— Start Dataset —

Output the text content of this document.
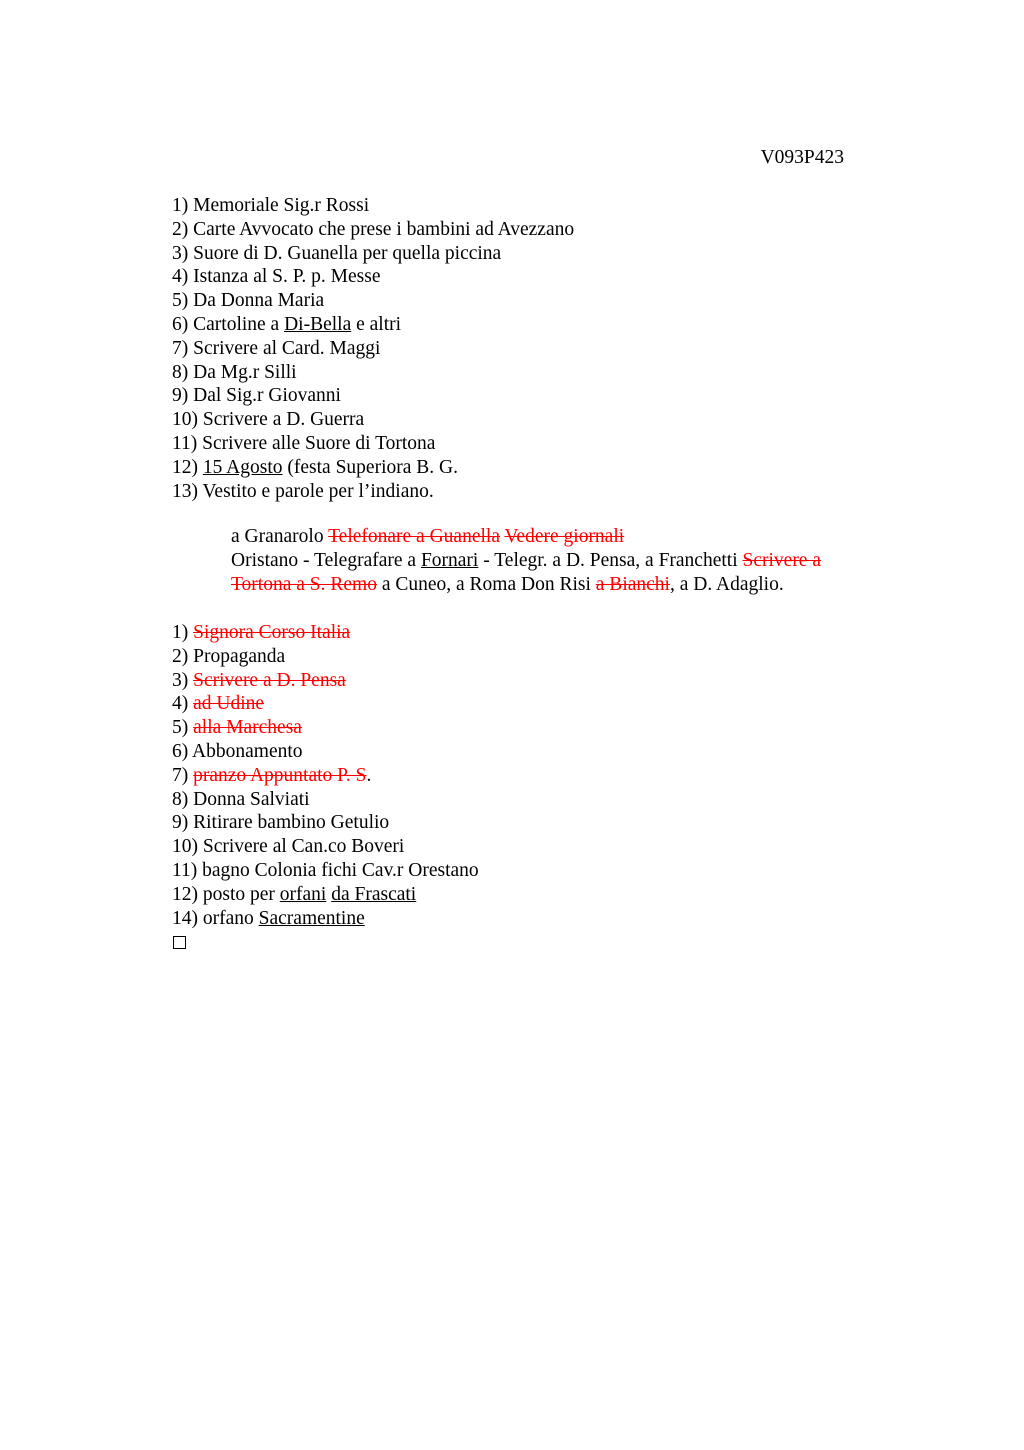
V093P423
1) Memoriale Sig.r Rossi
2) Carte Avvocato che prese i bambini ad Avezzano
3) Suore di D. Guanella per quella piccina
4) Istanza al S. P. p. Messe
5) Da Donna Maria
6) Cartoline a Di-Bella e altri
7) Scrivere al Card. Maggi
8) Da Mg.r Silli
9) Dal Sig.r Giovanni
10) Scrivere a D. Guerra
11) Scrivere alle Suore di Tortona
12) 15 Agosto (festa Superiora B. G.
13) Vestito e parole per l’indiano.
a Granarolo Telefonare a Guanella Vedere giornali
Oristano - Telegrafare a Fornari - Telegr. a D. Pensa, a Franchetti Scrivere a Tortona a S. Remo a Cuneo, a Roma Don Risi a Bianchi, a D. Adaglio.
1) Signora Corso Italia
2) Propaganda
3) Scrivere a D. Pensa
4) ad Udine
5) alla Marchesa
6) Abbonamento
7) pranzo Appuntato P. S.
8) Donna Salviati
9) Ritirare bambino Getulio
10) Scrivere al Can.co Boveri
11) bagno Colonia fichi Cav.r Orestano
12) posto per orfani da Frascati
14) orfano Sacramentine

— End Dataset —

(Your objective):
Return all of the entries exactly as written, but drop any pictures they hold.

(Response):
Output the text content of this document.
V093P423
1) Memoriale Sig.r Rossi
2) Carte Avvocato che prese i bambini ad Avezzano
3) Suore di D. Guanella per quella piccina
4) Istanza al S. P. p. Messe
5) Da Donna Maria
6) Cartoline a Di-Bella e altri
7) Scrivere al Card. Maggi
8) Da Mg.r Silli
9) Dal Sig.r Giovanni
10) Scrivere a D. Guerra
11) Scrivere alle Suore di Tortona
12) 15 Agosto (festa Superiora B. G.
13) Vestito e parole per l’indiano.
a Granarolo Telefonare a Guanella Vedere giornali
Oristano - Telegrafare a Fornari - Telegr. a D. Pensa, a Franchetti Scrivere a Tortona a S. Remo a Cuneo, a Roma Don Risi a Bianchi, a D. Adaglio.
1) Signora Corso Italia
2) Propaganda
3) Scrivere a D. Pensa
4) ad Udine
5) alla Marchesa
6) Abbonamento
7) pranzo Appuntato P. S.
8) Donna Salviati
9) Ritirare bambino Getulio
10) Scrivere al Can.co Boveri
11) bagno Colonia fichi Cav.r Orestano
12) posto per orfani da Frascati
14) orfano Sacramentine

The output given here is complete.